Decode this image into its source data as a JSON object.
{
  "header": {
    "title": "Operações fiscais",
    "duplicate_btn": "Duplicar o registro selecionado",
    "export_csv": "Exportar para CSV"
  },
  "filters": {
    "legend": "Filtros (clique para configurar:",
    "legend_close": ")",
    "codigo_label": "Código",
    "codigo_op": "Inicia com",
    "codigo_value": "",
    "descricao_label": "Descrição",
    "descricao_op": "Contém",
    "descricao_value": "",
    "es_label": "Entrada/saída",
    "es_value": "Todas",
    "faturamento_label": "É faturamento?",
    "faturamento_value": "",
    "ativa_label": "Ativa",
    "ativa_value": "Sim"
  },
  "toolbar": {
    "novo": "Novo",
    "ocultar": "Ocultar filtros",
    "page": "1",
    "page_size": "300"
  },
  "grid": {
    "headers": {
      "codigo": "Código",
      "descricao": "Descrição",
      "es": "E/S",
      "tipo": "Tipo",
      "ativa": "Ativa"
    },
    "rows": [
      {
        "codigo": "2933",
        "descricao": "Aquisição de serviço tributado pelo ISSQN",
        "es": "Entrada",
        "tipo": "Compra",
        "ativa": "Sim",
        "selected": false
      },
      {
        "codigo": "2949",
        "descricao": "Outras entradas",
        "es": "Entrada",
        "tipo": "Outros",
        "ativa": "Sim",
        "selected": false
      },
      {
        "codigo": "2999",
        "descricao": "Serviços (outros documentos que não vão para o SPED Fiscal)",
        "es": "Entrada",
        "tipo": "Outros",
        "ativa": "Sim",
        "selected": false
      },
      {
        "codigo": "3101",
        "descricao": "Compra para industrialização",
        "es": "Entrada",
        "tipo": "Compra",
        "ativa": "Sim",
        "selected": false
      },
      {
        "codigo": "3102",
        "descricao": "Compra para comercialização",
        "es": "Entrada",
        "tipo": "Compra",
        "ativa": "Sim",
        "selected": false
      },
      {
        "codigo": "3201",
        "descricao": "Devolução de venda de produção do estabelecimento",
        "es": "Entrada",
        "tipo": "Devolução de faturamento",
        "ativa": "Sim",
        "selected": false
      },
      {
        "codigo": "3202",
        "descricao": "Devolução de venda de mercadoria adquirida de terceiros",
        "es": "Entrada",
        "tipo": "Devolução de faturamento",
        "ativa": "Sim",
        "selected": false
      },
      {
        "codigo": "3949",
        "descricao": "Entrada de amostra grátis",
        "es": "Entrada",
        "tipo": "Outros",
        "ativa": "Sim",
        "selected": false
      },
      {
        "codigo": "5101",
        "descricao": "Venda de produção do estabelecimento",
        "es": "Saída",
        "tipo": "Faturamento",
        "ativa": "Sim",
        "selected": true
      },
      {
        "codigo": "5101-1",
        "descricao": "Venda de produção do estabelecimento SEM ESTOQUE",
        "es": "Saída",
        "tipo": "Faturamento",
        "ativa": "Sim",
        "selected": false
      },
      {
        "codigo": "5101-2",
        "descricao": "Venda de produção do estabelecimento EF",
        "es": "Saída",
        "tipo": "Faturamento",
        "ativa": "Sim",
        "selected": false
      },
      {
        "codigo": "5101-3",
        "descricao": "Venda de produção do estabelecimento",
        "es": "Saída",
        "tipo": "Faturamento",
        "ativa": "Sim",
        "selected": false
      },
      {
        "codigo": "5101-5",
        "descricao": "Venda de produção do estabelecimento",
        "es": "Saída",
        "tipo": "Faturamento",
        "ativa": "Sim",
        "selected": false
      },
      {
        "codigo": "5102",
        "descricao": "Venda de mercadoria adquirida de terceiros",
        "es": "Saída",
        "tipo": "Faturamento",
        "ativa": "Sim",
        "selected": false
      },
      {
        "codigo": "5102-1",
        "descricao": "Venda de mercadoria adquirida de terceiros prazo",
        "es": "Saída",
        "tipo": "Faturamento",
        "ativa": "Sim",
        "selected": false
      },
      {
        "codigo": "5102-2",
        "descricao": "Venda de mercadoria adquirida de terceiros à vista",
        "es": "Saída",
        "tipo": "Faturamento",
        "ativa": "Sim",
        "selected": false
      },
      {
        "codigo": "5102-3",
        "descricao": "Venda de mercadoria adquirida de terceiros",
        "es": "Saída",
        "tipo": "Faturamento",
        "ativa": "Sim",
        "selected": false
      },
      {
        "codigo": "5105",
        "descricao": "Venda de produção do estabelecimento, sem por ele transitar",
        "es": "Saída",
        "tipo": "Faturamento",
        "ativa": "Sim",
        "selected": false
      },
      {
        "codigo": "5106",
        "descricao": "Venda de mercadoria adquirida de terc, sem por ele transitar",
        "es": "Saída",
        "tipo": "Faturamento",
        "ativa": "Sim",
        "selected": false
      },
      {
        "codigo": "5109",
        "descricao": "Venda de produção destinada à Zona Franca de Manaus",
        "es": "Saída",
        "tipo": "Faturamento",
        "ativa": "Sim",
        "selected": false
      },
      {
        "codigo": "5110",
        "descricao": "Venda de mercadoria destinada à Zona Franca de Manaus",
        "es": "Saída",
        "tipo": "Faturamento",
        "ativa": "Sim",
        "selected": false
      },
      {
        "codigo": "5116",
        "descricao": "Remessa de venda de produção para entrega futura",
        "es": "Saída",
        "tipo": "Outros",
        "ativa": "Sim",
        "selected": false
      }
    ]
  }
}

···

Do this:
From the records given above, copy all lines containing "terceiros".

Result for this task:
        "descricao": "Devolução de venda de mercadoria adquirida de terceiros",
        "descricao": "Venda de mercadoria adquirida de terceiros",
        "descricao": "Venda de mercadoria adquirida de terceiros prazo",
        "descricao": "Venda de mercadoria adquirida de terceiros à vista",
        "descricao": "Venda de mercadoria adquirida de terceiros",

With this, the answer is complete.